■ **Tekstfragment**:
----------------------------------------

Ik heb de eerste regel van de tweede alinea altijd prachtig gevonden: “De enige volledig ware gedachte die men over het verleden kan hebben is dat het niet hier is” (2:1). Sta daar eens even bij stil. Misschien heb je een paar bijzonder heldere herinneringen aan het verleden, vooral aan het recente verleden. Als echter een aantal personen, die hetzelfde hebben ervaren, het niet met je eens zijn, begin je waarschijnlijk aan je geheugen te twijfelen, omdat je er niet zeker van kunt zijn dat het volledig betrouwbaar is. Je weet uit ervaring heel goed dat je geheugen je kan bedriegen. “Ik zou zweren dat ik de sleutel op die tafel heb gelegd”, of: “Heb ik je dat niet verteld? Ik dacht van wel”. We zeggen dit soort dingen voortdurend zonder ons te realiseren hoe onbetrouwbaar ons geheugen in werkelijkheid is. Maar er is één absoluut betrouwbare gedachte die je over het verleden kunt hebben: Het verleden is niet hier, dit is het heden.

 

Welnu, als het verleden niet hier is, hoe kan het dan gevolgen hebben in het heden? “Er alleen al over denken is daarom denken over illusies” (2:2). Je denkt over iets dat niet meer bestaat, wat per definitie een illusie is. Oké, als mijn denkgeest dus in beslag wordt genomen door voorbije gedachten, en alle gedachten over het verleden gedachten zijn over illusies, en alles wat ik zie een projectie is van mijn gedachten, waar is dan datgene wat ik “zie”? Nergens. We zien reflecties van herinneringen van een illusie.

----------------------------------------

■ **Aangeleverde records**:

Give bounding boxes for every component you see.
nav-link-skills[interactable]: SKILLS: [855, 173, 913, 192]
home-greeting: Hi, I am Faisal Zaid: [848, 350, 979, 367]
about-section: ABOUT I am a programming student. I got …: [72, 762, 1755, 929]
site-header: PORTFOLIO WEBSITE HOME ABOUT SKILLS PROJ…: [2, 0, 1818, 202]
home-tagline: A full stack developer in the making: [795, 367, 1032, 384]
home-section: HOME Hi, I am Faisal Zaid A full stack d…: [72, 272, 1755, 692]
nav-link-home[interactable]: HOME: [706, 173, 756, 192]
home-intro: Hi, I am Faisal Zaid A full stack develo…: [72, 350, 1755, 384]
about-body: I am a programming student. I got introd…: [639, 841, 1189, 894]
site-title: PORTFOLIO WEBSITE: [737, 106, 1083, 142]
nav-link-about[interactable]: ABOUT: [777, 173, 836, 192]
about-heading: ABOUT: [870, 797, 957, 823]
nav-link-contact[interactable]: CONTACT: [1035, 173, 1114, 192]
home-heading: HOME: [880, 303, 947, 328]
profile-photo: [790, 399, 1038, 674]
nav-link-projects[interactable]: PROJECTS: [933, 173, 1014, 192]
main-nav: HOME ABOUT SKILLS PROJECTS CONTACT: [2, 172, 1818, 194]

----------------------------------------

■ **Opdrachten**:
**A)** Vat de tekst over het verleden samen in twee zinnen.
**B)** Wat zou je volgens de tekst over het verleden zweren over de sleutel?
**C)** Schrijf een vervolg op de tekst over het verleden, vanaf de laatste zin.
De records spelen hier geen rol.

■ **Antwoorden**:
**A)** De enige volledig ware gedachte over het verleden is dat het niet hier is, want ons geheugen kan ons bedriegen en is niet volledig betrouwbaar. Wie over het verleden denkt, denkt dus over illusies, en wat we zien zijn reflecties van herinneringen van een illusie.

**B)** Dat je de sleutel op die tafel hebt gelegd.

**C)**
De Cursus zegt dat, wanneer we terugdenken aan het verleden of vooruitdenken aan de toekomst, onze denkgeest in feite blanco is, omdat hij niet over iets aan het denken is (2:4). Deze les leert ons op te merken wanneer onze denkgeest in werkelijkheid niet aan het denken is, maar vol zit met wat “gedachteloze ideeën” worden genoemd. Dit is waarom “deze gedachten niets betekenen” (les 4). Om ons open te stellen voor visie moeten we stoppen met het blokkeren van de waarheid met betekenisloze mentale beelden van iets wat er niet is. De eerste stap naar visie is ons bewust worden van de dingen die geen visie zijn – en dat zijn de gedachten die onze denkgeest gewoonlijk vullen.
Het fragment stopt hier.